• [Description of the task]
Copy each line that contains the string "seconds".

— BEGIN Entries —

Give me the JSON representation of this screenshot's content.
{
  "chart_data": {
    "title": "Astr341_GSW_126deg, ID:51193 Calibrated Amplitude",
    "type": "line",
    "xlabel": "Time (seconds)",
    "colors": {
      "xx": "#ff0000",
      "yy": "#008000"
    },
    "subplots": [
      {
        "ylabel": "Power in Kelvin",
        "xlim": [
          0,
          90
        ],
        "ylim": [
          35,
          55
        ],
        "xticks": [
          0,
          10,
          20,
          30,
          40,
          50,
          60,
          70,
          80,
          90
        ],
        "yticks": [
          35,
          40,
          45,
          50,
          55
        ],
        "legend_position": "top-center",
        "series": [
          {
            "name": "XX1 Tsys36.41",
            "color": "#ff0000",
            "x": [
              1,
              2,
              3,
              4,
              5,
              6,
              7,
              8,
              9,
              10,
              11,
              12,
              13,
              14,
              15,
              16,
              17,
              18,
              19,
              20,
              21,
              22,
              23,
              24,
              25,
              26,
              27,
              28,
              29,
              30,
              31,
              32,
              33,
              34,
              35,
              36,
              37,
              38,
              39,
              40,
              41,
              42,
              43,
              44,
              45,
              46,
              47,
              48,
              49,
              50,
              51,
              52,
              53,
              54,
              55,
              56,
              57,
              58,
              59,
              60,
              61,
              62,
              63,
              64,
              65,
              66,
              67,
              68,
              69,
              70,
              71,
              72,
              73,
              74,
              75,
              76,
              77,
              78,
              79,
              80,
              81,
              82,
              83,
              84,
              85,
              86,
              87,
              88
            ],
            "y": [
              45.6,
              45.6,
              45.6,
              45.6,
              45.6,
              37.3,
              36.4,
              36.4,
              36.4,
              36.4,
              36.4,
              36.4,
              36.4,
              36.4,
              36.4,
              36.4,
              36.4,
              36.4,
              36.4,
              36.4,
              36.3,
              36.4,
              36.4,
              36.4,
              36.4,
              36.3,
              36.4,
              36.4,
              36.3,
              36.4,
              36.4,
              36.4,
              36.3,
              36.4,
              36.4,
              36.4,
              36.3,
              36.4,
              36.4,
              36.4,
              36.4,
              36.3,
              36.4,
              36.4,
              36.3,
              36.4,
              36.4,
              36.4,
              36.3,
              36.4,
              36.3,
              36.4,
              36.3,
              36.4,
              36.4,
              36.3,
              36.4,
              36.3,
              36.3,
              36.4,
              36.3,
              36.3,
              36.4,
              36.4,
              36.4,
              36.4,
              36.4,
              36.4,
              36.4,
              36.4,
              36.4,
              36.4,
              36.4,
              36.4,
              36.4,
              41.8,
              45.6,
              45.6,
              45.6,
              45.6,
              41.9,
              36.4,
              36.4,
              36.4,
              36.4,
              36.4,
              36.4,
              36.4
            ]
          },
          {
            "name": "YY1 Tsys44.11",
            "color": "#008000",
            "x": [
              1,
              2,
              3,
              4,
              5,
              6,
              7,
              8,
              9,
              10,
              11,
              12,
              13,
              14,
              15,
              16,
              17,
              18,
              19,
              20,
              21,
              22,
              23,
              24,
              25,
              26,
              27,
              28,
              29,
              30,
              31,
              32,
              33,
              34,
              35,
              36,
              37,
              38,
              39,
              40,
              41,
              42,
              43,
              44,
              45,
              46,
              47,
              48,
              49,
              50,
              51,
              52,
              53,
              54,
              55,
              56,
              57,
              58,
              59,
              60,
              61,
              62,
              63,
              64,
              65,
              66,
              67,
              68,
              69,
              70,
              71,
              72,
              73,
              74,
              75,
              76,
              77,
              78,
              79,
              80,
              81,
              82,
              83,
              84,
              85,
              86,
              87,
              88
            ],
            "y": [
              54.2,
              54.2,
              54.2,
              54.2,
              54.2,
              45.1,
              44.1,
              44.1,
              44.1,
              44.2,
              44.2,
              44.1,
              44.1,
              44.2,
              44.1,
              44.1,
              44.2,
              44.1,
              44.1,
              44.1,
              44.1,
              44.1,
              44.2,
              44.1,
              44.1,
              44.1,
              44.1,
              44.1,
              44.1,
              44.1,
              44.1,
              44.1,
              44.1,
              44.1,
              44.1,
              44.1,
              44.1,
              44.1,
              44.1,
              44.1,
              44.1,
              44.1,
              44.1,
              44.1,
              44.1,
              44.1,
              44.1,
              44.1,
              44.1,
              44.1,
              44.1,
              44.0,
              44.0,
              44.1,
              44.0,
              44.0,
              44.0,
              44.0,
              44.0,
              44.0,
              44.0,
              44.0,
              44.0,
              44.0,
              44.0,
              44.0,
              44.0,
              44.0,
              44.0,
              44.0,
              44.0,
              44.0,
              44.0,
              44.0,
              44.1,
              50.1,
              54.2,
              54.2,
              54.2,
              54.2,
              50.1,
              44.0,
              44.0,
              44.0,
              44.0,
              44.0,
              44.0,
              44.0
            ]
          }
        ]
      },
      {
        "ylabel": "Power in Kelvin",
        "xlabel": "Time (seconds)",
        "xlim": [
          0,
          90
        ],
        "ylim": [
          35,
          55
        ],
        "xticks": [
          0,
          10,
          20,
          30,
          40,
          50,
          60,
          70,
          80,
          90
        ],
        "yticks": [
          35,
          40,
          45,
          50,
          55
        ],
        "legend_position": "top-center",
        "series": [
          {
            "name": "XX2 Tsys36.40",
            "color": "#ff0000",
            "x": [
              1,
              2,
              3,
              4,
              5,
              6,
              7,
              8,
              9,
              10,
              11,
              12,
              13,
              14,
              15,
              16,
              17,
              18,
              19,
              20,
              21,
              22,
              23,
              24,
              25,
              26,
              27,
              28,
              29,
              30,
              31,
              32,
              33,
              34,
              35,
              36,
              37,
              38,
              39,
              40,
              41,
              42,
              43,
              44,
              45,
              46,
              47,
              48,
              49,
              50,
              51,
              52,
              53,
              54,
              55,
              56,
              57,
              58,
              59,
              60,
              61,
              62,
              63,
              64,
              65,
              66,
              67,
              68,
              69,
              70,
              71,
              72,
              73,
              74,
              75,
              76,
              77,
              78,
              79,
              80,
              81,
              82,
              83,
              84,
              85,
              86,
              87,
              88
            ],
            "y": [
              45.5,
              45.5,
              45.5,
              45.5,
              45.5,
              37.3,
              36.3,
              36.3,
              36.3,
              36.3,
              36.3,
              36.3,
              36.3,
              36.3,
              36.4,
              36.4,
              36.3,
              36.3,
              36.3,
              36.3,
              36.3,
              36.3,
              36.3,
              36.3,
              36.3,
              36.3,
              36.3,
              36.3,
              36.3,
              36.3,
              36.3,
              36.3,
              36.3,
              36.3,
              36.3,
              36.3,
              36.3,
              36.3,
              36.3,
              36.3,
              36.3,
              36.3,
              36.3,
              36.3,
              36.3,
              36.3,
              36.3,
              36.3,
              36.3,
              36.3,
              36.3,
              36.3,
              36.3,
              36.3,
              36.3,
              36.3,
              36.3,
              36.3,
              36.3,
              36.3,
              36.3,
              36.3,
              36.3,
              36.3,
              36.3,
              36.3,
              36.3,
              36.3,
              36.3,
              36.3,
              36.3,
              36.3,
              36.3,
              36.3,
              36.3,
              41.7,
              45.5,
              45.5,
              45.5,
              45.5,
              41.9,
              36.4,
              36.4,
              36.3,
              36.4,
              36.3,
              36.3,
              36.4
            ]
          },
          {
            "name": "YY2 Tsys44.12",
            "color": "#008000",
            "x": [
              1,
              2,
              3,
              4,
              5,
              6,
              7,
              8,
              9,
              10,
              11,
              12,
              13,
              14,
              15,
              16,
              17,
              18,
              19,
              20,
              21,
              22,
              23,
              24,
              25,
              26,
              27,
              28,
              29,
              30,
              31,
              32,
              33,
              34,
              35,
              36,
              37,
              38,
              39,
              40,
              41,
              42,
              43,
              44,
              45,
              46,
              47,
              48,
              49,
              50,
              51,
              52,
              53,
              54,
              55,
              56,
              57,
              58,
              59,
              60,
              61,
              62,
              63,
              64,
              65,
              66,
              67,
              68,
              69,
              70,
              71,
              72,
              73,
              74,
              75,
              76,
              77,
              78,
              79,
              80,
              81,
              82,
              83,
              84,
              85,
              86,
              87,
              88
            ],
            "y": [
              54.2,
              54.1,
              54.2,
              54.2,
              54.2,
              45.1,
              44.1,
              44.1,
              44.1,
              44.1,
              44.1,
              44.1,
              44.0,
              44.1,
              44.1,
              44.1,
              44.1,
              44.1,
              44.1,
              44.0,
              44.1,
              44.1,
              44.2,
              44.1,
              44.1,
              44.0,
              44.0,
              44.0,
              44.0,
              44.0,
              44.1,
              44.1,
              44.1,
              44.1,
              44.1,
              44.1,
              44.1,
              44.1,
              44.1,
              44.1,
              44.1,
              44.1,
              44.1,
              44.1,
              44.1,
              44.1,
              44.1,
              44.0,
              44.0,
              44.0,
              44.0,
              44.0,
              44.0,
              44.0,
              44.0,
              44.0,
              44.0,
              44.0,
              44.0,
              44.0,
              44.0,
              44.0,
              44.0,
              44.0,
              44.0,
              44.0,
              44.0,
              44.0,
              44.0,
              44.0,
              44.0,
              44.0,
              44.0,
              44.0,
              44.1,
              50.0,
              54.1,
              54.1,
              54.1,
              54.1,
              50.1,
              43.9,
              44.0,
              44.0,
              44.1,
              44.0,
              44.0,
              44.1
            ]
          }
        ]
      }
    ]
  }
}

— END Entries —

• [Correct output]
    "xlabel": "Time (seconds)",
        "xlabel": "Time (seconds)",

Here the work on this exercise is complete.